** BEGIN Record extracts **

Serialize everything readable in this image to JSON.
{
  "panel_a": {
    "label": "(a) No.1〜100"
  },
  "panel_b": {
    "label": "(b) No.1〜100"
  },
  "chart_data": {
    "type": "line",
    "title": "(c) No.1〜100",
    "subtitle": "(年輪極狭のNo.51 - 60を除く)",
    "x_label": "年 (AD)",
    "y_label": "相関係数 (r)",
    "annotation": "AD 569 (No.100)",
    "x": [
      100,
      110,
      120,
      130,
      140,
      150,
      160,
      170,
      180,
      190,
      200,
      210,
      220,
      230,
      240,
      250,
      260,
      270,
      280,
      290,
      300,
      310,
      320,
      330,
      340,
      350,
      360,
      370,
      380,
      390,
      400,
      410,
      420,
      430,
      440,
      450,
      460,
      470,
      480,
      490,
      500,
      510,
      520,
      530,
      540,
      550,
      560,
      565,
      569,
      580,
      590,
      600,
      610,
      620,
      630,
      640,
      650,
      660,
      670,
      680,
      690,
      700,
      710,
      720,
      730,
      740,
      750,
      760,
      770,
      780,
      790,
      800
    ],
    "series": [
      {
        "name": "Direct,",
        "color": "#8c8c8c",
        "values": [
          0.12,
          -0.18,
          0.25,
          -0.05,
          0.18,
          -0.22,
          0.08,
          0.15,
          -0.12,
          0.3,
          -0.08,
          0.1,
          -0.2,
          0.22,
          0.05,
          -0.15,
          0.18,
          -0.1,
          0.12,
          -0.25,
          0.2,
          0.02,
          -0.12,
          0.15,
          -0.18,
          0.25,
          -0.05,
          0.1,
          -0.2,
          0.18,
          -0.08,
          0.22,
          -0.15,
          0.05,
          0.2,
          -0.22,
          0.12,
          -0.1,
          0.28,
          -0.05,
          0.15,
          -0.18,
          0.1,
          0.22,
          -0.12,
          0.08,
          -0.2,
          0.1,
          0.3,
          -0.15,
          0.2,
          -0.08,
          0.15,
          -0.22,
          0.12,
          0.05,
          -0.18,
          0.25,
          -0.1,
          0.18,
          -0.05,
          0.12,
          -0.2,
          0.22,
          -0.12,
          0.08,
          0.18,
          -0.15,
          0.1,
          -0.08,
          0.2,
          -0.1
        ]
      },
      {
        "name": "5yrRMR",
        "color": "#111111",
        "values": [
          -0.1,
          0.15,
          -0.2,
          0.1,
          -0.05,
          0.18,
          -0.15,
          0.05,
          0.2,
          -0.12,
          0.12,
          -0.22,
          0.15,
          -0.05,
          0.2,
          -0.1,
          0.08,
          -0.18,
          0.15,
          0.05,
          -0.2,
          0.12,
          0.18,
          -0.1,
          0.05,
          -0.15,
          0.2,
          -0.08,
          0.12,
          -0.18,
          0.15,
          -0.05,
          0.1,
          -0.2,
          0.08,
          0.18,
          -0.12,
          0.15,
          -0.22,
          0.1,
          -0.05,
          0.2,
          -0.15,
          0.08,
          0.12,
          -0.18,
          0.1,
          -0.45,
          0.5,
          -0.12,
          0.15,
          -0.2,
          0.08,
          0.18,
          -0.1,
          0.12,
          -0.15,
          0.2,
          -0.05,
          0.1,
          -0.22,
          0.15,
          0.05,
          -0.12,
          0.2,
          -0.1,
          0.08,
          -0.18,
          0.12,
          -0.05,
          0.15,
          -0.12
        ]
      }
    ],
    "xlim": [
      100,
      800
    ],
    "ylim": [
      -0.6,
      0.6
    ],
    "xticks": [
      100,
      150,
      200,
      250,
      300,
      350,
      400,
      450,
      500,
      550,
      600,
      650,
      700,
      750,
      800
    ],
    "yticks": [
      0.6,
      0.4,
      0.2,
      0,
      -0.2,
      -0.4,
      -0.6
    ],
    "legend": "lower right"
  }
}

** END Record extracts **

▶ _Exercise objective_
Type the material above out again, exactly.

▶ _Task output_
Serialize everything readable in this image to JSON.
{
  "panel_a": {
    "label": "(a) No.1〜100"
  },
  "panel_b": {
    "label": "(b) No.1〜100"
  },
  "chart_data": {
    "type": "line",
    "title": "(c) No.1〜100",
    "subtitle": "(年輪極狭のNo.51 - 60を除く)",
    "x_label": "年 (AD)",
    "y_label": "相関係数 (r)",
    "annotation": "AD 569 (No.100)",
    "x": [
      100,
      110,
      120,
      130,
      140,
      150,
      160,
      170,
      180,
      190,
      200,
      210,
      220,
      230,
      240,
      250,
      260,
      270,
      280,
      290,
      300,
      310,
      320,
      330,
      340,
      350,
      360,
      370,
      380,
      390,
      400,
      410,
      420,
      430,
      440,
      450,
      460,
      470,
      480,
      490,
      500,
      510,
      520,
      530,
      540,
      550,
      560,
      565,
      569,
      580,
      590,
      600,
      610,
      620,
      630,
      640,
      650,
      660,
      670,
      680,
      690,
      700,
      710,
      720,
      730,
      740,
      750,
      760,
      770,
      780,
      790,
      800
    ],
    "series": [
      {
        "name": "Direct,",
        "color": "#8c8c8c",
        "values": [
          0.12,
          -0.18,
          0.25,
          -0.05,
          0.18,
          -0.22,
          0.08,
          0.15,
          -0.12,
          0.3,
          -0.08,
          0.1,
          -0.2,
          0.22,
          0.05,
          -0.15,
          0.18,
          -0.1,
          0.12,
          -0.25,
          0.2,
          0.02,
          -0.12,
          0.15,
          -0.18,
          0.25,
          -0.05,
          0.1,
          -0.2,
          0.18,
          -0.08,
          0.22,
          -0.15,
          0.05,
          0.2,
          -0.22,
          0.12,
          -0.1,
          0.28,
          -0.05,
          0.15,
          -0.18,
          0.1,
          0.22,
          -0.12,
          0.08,
          -0.2,
          0.1,
          0.3,
          -0.15,
          0.2,
          -0.08,
          0.15,
          -0.22,
          0.12,
          0.05,
          -0.18,
          0.25,
          -0.1,
          0.18,
          -0.05,
          0.12,
          -0.2,
          0.22,
          -0.12,
          0.08,
          0.18,
          -0.15,
          0.1,
          -0.08,
          0.2,
          -0.1
        ]
      },
      {
        "name": "5yrRMR",
        "color": "#111111",
        "values": [
          -0.1,
          0.15,
          -0.2,
          0.1,
          -0.05,
          0.18,
          -0.15,
          0.05,
          0.2,
          -0.12,
          0.12,
          -0.22,
          0.15,
          -0.05,
          0.2,
          -0.1,
          0.08,
          -0.18,
          0.15,
          0.05,
          -0.2,
          0.12,
          0.18,
          -0.1,
          0.05,
          -0.15,
          0.2,
          -0.08,
          0.12,
          -0.18,
          0.15,
          -0.05,
          0.1,
          -0.2,
          0.08,
          0.18,
          -0.12,
          0.15,
          -0.22,
          0.1,
          -0.05,
          0.2,
          -0.15,
          0.08,
          0.12,
          -0.18,
          0.1,
          -0.45,
          0.5,
          -0.12,
          0.15,
          -0.2,
          0.08,
          0.18,
          -0.1,
          0.12,
          -0.15,
          0.2,
          -0.05,
          0.1,
          -0.22,
          0.15,
          0.05,
          -0.12,
          0.2,
          -0.1,
          0.08,
          -0.18,
          0.12,
          -0.05,
          0.15,
          -0.12
        ]
      }
    ],
    "xlim": [
      100,
      800
    ],
    "ylim": [
      -0.6,
      0.6
    ],
    "xticks": [
      100,
      150,
      200,
      250,
      300,
      350,
      400,
      450,
      500,
      550,
      600,
      650,
      700,
      750,
      800
    ],
    "yticks": [
      0.6,
      0.4,
      0.2,
      0,
      -0.2,
      -0.4,
      -0.6
    ],
    "legend": "lower right"
  }
}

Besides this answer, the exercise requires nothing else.